▶ _GIVEN PROBLEM_:
Pull out every line of the listing below where "vaccinated" appears.

* start SOURCE DATA *

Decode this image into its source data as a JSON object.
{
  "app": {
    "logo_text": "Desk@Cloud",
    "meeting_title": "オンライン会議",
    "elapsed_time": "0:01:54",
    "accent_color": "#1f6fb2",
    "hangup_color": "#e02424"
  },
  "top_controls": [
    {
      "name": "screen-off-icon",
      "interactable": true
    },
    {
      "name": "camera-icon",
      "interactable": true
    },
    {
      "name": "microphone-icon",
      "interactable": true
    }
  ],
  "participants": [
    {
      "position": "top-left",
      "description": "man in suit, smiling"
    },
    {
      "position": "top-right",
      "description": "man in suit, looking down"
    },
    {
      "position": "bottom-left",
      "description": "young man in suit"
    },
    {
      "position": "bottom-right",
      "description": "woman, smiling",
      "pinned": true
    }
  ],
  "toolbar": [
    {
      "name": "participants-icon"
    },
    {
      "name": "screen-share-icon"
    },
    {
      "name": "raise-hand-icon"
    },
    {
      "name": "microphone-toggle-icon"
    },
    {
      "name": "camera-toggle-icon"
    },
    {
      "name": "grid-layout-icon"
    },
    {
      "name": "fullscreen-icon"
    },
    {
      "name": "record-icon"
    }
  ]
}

* end SOURCE DATA *
* start SOURCE DATA *

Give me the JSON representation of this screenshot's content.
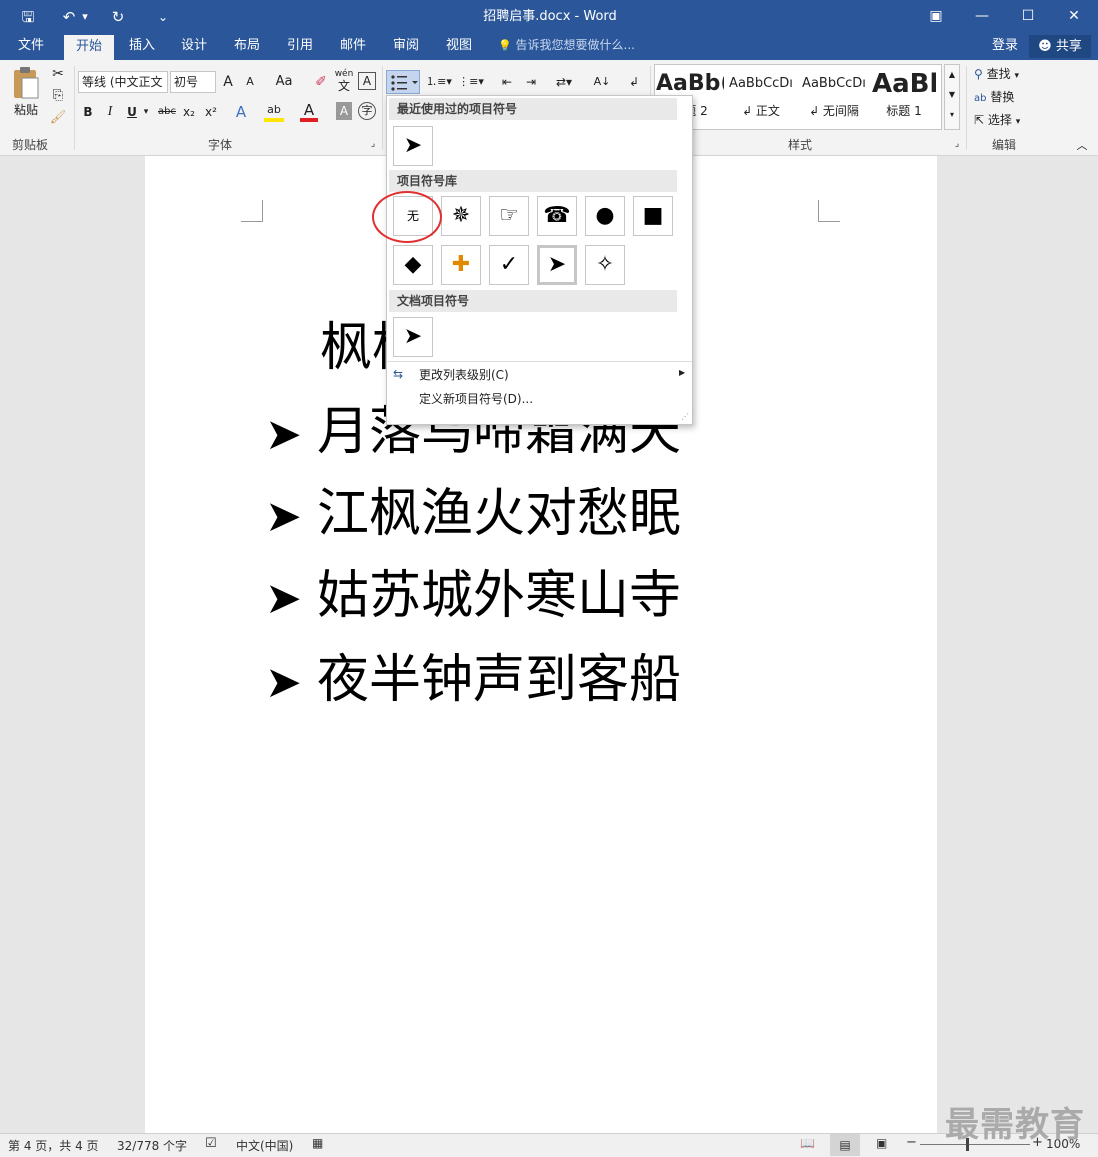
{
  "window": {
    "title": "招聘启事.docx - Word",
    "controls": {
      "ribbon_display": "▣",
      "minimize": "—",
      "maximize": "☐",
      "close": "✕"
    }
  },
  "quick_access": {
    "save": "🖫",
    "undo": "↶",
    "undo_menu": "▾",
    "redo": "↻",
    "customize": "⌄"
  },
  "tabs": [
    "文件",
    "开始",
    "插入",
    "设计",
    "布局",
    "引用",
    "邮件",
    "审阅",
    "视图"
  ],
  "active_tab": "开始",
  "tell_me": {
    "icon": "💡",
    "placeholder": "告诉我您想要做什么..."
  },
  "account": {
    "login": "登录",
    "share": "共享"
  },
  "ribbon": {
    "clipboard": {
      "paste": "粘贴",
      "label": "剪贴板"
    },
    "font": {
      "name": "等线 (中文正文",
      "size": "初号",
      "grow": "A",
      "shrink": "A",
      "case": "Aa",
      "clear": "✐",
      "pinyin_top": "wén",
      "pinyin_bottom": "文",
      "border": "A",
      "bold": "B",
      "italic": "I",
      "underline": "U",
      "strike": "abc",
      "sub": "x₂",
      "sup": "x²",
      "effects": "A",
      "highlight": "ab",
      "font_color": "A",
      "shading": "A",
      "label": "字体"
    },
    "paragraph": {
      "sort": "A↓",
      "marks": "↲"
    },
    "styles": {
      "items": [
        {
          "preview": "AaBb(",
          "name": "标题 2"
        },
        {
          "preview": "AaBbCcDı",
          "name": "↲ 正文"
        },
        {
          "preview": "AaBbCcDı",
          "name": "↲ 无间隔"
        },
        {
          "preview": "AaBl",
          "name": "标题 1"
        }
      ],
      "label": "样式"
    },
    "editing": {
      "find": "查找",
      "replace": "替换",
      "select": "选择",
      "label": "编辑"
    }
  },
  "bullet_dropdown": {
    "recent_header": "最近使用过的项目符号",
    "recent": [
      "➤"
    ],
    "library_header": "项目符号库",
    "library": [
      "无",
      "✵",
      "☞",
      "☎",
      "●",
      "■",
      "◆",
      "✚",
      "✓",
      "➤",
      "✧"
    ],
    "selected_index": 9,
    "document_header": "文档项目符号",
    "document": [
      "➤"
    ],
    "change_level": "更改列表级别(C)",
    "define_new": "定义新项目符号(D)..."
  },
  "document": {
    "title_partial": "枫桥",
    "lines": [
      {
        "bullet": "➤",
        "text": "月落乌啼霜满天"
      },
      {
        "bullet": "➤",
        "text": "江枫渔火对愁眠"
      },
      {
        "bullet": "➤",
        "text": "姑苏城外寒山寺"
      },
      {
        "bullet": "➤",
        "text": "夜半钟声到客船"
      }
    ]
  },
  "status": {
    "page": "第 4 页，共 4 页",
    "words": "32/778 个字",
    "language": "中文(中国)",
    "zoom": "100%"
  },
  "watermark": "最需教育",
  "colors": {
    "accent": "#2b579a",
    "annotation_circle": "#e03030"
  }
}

* end SOURCE DATA *
* start SOURCE DATA *

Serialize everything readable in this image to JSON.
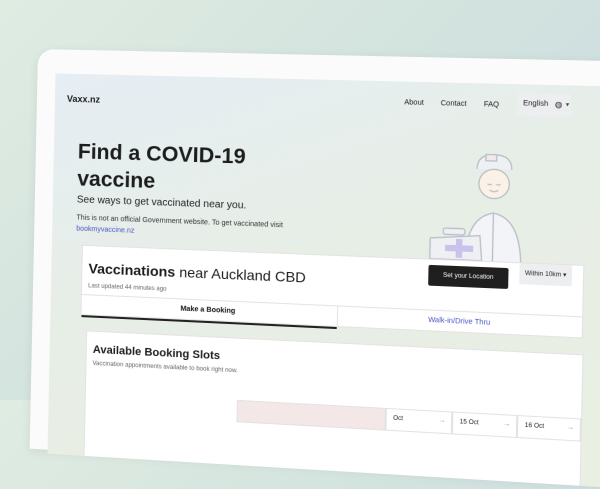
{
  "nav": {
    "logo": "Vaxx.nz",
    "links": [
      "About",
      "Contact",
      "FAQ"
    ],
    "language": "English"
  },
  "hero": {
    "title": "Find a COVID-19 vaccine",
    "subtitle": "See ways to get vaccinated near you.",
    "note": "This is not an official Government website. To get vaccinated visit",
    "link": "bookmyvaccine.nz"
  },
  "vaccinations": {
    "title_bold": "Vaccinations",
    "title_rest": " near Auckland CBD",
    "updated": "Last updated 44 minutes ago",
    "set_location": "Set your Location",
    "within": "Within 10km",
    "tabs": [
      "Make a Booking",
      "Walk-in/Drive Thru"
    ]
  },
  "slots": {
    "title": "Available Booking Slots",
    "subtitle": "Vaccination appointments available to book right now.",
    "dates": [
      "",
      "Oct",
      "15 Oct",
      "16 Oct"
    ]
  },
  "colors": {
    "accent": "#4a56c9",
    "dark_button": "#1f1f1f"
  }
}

* end SOURCE DATA *

▶ _EXPECTED OUTPUT_:
    "subtitle": "See ways to get vaccinated near you.",
    "note": "This is not an official Government website. To get vaccinated visit",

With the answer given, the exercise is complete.